= What is required =
Count, in the entries, the lines with "shape". Answer with the number only.

>> START

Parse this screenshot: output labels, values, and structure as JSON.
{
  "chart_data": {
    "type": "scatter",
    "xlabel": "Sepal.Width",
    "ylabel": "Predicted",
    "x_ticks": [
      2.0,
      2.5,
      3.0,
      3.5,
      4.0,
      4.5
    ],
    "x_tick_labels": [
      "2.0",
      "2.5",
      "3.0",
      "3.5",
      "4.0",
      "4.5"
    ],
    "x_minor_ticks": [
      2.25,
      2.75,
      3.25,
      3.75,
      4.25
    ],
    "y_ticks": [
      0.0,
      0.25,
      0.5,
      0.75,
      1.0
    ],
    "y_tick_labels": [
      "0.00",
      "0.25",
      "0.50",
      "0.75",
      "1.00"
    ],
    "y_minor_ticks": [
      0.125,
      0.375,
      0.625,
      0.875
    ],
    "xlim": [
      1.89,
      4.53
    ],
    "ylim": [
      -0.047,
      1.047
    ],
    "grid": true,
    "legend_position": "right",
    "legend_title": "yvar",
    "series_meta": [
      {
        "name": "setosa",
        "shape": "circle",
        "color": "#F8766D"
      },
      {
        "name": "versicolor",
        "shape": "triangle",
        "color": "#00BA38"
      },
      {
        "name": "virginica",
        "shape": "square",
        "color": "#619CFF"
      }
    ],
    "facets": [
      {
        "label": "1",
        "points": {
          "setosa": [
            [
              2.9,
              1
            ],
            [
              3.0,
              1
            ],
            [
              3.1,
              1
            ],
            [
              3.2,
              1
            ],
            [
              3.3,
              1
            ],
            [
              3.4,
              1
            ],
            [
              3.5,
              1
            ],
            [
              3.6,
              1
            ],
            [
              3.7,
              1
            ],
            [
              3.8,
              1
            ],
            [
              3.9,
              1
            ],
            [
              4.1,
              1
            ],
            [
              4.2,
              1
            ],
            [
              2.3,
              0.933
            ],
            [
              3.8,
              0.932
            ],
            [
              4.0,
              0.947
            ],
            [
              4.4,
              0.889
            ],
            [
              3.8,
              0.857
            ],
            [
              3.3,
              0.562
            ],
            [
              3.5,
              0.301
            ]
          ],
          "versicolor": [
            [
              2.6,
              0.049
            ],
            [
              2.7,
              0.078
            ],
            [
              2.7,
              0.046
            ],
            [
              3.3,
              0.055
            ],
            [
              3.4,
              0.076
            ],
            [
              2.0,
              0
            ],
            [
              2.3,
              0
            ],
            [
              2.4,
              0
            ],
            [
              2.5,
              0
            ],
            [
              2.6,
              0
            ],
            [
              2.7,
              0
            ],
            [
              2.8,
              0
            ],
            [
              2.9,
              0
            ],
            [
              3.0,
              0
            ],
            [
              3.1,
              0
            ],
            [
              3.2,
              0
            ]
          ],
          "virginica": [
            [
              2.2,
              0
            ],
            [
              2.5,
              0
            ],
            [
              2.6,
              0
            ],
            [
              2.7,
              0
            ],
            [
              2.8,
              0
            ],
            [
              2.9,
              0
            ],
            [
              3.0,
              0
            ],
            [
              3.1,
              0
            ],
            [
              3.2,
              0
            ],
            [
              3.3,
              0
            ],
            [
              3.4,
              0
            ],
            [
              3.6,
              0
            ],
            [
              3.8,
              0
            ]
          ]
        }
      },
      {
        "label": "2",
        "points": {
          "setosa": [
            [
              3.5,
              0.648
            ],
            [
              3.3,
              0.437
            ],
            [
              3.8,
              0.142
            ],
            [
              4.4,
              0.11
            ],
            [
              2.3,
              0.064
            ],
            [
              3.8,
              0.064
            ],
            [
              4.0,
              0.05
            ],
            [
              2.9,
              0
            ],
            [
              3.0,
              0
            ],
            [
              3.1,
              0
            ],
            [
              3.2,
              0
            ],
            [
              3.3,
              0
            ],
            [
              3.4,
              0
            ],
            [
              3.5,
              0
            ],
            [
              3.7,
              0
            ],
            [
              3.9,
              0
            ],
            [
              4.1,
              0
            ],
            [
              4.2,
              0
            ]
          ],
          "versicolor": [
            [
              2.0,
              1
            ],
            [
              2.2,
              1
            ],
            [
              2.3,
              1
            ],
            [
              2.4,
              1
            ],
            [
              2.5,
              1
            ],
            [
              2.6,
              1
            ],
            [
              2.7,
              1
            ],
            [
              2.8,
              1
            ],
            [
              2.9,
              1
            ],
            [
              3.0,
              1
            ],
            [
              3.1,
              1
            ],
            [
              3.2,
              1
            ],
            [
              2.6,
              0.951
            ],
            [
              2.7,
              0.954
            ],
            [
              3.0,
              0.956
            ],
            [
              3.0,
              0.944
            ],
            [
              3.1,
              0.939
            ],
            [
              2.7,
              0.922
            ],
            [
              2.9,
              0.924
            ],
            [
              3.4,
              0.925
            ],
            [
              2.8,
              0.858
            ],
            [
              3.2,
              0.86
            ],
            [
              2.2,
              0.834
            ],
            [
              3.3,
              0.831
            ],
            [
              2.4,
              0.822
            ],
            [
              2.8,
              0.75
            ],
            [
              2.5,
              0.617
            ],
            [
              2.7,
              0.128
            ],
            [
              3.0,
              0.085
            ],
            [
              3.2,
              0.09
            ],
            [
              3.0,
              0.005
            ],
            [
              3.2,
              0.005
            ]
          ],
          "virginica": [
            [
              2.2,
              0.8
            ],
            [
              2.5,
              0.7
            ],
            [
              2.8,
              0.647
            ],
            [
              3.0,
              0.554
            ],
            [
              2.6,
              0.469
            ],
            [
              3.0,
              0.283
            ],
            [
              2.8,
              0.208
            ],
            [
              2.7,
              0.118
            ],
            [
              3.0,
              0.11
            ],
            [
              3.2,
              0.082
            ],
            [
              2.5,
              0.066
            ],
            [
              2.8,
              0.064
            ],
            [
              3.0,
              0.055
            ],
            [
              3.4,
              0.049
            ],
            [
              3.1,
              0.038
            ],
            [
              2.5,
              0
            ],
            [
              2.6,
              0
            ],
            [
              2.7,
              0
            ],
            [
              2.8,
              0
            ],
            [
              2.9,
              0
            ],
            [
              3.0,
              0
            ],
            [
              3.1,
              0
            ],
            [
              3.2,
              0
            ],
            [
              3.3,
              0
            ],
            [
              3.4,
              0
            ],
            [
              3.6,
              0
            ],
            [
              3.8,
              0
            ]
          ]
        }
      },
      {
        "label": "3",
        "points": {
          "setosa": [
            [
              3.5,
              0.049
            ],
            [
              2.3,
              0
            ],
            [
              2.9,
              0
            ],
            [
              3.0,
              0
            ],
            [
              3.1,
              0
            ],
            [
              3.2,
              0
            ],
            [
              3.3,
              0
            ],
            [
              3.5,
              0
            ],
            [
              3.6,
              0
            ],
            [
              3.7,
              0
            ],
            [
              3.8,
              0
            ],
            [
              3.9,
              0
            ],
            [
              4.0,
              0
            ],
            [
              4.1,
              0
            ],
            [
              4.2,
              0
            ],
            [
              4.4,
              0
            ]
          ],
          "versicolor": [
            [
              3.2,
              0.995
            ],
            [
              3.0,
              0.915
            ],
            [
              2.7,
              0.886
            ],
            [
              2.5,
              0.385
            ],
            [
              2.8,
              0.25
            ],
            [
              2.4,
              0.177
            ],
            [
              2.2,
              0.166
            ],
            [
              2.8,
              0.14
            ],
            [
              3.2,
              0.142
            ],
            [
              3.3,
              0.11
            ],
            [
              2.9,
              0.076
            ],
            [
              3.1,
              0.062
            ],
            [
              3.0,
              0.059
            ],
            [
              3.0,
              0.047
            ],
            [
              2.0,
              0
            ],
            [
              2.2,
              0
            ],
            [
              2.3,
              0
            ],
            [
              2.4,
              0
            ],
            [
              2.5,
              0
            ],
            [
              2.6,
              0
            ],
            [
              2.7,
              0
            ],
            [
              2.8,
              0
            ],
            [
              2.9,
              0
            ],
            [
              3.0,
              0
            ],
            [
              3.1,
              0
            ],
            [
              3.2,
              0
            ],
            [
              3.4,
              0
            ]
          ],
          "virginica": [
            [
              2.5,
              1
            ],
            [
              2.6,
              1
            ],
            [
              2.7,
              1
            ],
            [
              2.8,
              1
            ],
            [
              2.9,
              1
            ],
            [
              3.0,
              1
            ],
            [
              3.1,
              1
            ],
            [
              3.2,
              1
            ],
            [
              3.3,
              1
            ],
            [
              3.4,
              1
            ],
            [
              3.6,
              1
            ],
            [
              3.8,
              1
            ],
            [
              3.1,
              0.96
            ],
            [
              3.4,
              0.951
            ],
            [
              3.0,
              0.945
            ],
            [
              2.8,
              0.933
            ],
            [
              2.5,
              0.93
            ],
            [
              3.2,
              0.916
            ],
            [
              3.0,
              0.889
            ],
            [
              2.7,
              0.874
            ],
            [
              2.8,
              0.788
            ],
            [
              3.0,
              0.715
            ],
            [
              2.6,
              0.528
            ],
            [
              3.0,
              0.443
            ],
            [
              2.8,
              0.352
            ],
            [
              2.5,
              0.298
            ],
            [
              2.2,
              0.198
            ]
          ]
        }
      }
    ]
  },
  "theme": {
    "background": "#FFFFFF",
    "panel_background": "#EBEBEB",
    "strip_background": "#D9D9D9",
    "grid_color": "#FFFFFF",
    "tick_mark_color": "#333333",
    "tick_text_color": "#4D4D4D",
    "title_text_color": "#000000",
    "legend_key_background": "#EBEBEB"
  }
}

>> END

= Written response =
3